Aim: Return the records, each one exactly as written.

==*==

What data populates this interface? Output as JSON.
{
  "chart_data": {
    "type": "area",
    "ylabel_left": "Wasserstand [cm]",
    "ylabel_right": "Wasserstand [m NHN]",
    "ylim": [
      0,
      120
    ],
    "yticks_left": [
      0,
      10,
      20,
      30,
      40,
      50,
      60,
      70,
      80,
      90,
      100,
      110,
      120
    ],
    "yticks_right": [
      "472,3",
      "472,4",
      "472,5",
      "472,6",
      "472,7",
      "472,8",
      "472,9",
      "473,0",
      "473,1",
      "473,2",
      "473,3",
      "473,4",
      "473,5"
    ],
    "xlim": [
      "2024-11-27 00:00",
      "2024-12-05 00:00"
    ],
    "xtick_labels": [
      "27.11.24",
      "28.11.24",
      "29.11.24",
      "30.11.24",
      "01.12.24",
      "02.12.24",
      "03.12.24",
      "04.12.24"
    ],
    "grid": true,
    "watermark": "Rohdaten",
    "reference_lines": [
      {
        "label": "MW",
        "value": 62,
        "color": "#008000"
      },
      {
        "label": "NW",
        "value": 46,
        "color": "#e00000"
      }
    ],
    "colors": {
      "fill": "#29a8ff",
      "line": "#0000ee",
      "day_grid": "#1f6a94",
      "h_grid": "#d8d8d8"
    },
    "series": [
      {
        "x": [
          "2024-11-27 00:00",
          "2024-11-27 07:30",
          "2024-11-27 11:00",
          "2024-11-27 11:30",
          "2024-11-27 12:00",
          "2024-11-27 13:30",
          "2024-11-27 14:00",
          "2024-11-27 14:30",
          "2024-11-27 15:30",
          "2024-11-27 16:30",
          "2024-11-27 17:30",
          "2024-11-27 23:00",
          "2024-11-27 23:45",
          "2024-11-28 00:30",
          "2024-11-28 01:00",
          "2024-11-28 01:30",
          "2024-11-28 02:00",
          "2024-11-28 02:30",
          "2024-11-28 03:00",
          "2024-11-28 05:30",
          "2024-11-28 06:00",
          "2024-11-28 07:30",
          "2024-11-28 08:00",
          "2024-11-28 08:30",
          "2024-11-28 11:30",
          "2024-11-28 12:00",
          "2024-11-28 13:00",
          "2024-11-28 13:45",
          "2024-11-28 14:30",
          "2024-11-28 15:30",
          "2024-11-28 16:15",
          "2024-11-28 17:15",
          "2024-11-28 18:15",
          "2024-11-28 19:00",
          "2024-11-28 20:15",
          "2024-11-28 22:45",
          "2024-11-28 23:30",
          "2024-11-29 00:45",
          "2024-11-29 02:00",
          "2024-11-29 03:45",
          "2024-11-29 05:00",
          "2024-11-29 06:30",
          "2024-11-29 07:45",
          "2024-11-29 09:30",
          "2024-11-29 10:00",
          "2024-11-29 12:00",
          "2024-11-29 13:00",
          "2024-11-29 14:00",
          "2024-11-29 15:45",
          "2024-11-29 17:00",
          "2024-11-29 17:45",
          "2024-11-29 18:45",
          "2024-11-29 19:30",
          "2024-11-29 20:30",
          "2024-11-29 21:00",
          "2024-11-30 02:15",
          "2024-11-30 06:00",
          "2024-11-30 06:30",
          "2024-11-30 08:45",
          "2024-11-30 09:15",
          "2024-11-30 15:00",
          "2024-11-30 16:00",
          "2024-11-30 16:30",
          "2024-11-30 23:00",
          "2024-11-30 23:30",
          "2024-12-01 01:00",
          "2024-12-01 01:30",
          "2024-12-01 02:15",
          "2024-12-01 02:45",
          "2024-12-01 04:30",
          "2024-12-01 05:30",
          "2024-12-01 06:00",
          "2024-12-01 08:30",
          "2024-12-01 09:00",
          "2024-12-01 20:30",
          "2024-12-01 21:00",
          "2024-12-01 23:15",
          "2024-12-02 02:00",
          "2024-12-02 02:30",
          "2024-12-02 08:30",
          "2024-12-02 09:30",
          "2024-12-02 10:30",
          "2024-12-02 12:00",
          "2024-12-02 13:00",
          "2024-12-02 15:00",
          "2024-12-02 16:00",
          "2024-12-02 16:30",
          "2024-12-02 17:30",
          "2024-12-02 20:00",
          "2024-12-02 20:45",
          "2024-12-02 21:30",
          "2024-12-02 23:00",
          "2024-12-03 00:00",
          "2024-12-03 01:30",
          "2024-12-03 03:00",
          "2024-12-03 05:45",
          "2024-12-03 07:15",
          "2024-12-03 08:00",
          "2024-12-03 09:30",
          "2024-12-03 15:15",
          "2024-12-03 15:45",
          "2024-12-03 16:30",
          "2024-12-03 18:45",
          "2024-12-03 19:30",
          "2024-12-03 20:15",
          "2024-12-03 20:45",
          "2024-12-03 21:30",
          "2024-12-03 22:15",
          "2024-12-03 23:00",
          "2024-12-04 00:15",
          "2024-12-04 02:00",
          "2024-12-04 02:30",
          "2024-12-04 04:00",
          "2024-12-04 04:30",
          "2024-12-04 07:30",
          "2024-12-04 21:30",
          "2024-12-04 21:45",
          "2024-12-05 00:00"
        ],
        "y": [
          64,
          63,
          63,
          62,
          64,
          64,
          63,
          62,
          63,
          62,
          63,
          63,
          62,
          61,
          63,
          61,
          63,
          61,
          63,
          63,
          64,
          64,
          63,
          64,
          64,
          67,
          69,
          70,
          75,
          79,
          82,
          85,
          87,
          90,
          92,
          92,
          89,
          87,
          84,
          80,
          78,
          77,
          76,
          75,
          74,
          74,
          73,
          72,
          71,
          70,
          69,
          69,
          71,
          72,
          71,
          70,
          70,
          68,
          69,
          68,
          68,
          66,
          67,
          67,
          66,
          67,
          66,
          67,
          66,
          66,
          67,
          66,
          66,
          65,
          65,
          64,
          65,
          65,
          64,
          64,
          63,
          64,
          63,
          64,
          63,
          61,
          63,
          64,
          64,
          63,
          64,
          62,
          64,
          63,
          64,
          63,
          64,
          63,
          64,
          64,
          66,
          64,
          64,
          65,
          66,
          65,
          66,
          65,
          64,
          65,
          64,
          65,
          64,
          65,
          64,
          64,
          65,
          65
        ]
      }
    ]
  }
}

==*==

Reply:
What data populates this interface? Output as JSON.
{
  "chart_data": {
    "type": "area",
    "ylabel_left": "Wasserstand [cm]",
    "ylabel_right": "Wasserstand [m NHN]",
    "ylim": [
      0,
      120
    ],
    "yticks_left": [
      0,
      10,
      20,
      30,
      40,
      50,
      60,
      70,
      80,
      90,
      100,
      110,
      120
    ],
    "yticks_right": [
      "472,3",
      "472,4",
      "472,5",
      "472,6",
      "472,7",
      "472,8",
      "472,9",
      "473,0",
      "473,1",
      "473,2",
      "473,3",
      "473,4",
      "473,5"
    ],
    "xlim": [
      "2024-11-27 00:00",
      "2024-12-05 00:00"
    ],
    "xtick_labels": [
      "27.11.24",
      "28.11.24",
      "29.11.24",
      "30.11.24",
      "01.12.24",
      "02.12.24",
      "03.12.24",
      "04.12.24"
    ],
    "grid": true,
    "watermark": "Rohdaten",
    "reference_lines": [
      {
        "label": "MW",
        "value": 62,
        "color": "#008000"
      },
      {
        "label": "NW",
        "value": 46,
        "color": "#e00000"
      }
    ],
    "colors": {
      "fill": "#29a8ff",
      "line": "#0000ee",
      "day_grid": "#1f6a94",
      "h_grid": "#d8d8d8"
    },
    "series": [
      {
        "x": [
          "2024-11-27 00:00",
          "2024-11-27 07:30",
          "2024-11-27 11:00",
          "2024-11-27 11:30",
          "2024-11-27 12:00",
          "2024-11-27 13:30",
          "2024-11-27 14:00",
          "2024-11-27 14:30",
          "2024-11-27 15:30",
          "2024-11-27 16:30",
          "2024-11-27 17:30",
          "2024-11-27 23:00",
          "2024-11-27 23:45",
          "2024-11-28 00:30",
          "2024-11-28 01:00",
          "2024-11-28 01:30",
          "2024-11-28 02:00",
          "2024-11-28 02:30",
          "2024-11-28 03:00",
          "2024-11-28 05:30",
          "2024-11-28 06:00",
          "2024-11-28 07:30",
          "2024-11-28 08:00",
          "2024-11-28 08:30",
          "2024-11-28 11:30",
          "2024-11-28 12:00",
          "2024-11-28 13:00",
          "2024-11-28 13:45",
          "2024-11-28 14:30",
          "2024-11-28 15:30",
          "2024-11-28 16:15",
          "2024-11-28 17:15",
          "2024-11-28 18:15",
          "2024-11-28 19:00",
          "2024-11-28 20:15",
          "2024-11-28 22:45",
          "2024-11-28 23:30",
          "2024-11-29 00:45",
          "2024-11-29 02:00",
          "2024-11-29 03:45",
          "2024-11-29 05:00",
          "2024-11-29 06:30",
          "2024-11-29 07:45",
          "2024-11-29 09:30",
          "2024-11-29 10:00",
          "2024-11-29 12:00",
          "2024-11-29 13:00",
          "2024-11-29 14:00",
          "2024-11-29 15:45",
          "2024-11-29 17:00",
          "2024-11-29 17:45",
          "2024-11-29 18:45",
          "2024-11-29 19:30",
          "2024-11-29 20:30",
          "2024-11-29 21:00",
          "2024-11-30 02:15",
          "2024-11-30 06:00",
          "2024-11-30 06:30",
          "2024-11-30 08:45",
          "2024-11-30 09:15",
          "2024-11-30 15:00",
          "2024-11-30 16:00",
          "2024-11-30 16:30",
          "2024-11-30 23:00",
          "2024-11-30 23:30",
          "2024-12-01 01:00",
          "2024-12-01 01:30",
          "2024-12-01 02:15",
          "2024-12-01 02:45",
          "2024-12-01 04:30",
          "2024-12-01 05:30",
          "2024-12-01 06:00",
          "2024-12-01 08:30",
          "2024-12-01 09:00",
          "2024-12-01 20:30",
          "2024-12-01 21:00",
          "2024-12-01 23:15",
          "2024-12-02 02:00",
          "2024-12-02 02:30",
          "2024-12-02 08:30",
          "2024-12-02 09:30",
          "2024-12-02 10:30",
          "2024-12-02 12:00",
          "2024-12-02 13:00",
          "2024-12-02 15:00",
          "2024-12-02 16:00",
          "2024-12-02 16:30",
          "2024-12-02 17:30",
          "2024-12-02 20:00",
          "2024-12-02 20:45",
          "2024-12-02 21:30",
          "2024-12-02 23:00",
          "2024-12-03 00:00",
          "2024-12-03 01:30",
          "2024-12-03 03:00",
          "2024-12-03 05:45",
          "2024-12-03 07:15",
          "2024-12-03 08:00",
          "2024-12-03 09:30",
          "2024-12-03 15:15",
          "2024-12-03 15:45",
          "2024-12-03 16:30",
          "2024-12-03 18:45",
          "2024-12-03 19:30",
          "2024-12-03 20:15",
          "2024-12-03 20:45",
          "2024-12-03 21:30",
          "2024-12-03 22:15",
          "2024-12-03 23:00",
          "2024-12-04 00:15",
          "2024-12-04 02:00",
          "2024-12-04 02:30",
          "2024-12-04 04:00",
          "2024-12-04 04:30",
          "2024-12-04 07:30",
          "2024-12-04 21:30",
          "2024-12-04 21:45",
          "2024-12-05 00:00"
        ],
        "y": [
          64,
          63,
          63,
          62,
          64,
          64,
          63,
          62,
          63,
          62,
          63,
          63,
          62,
          61,
          63,
          61,
          63,
          61,
          63,
          63,
          64,
          64,
          63,
          64,
          64,
          67,
          69,
          70,
          75,
          79,
          82,
          85,
          87,
          90,
          92,
          92,
          89,
          87,
          84,
          80,
          78,
          77,
          76,
          75,
          74,
          74,
          73,
          72,
          71,
          70,
          69,
          69,
          71,
          72,
          71,
          70,
          70,
          68,
          69,
          68,
          68,
          66,
          67,
          67,
          66,
          67,
          66,
          67,
          66,
          66,
          67,
          66,
          66,
          65,
          65,
          64,
          65,
          65,
          64,
          64,
          63,
          64,
          63,
          64,
          63,
          61,
          63,
          64,
          64,
          63,
          64,
          62,
          64,
          63,
          64,
          63,
          64,
          63,
          64,
          64,
          66,
          64,
          64,
          65,
          66,
          65,
          66,
          65,
          64,
          65,
          64,
          65,
          64,
          65,
          64,
          64,
          65,
          65
        ]
      }
    ]
  }
}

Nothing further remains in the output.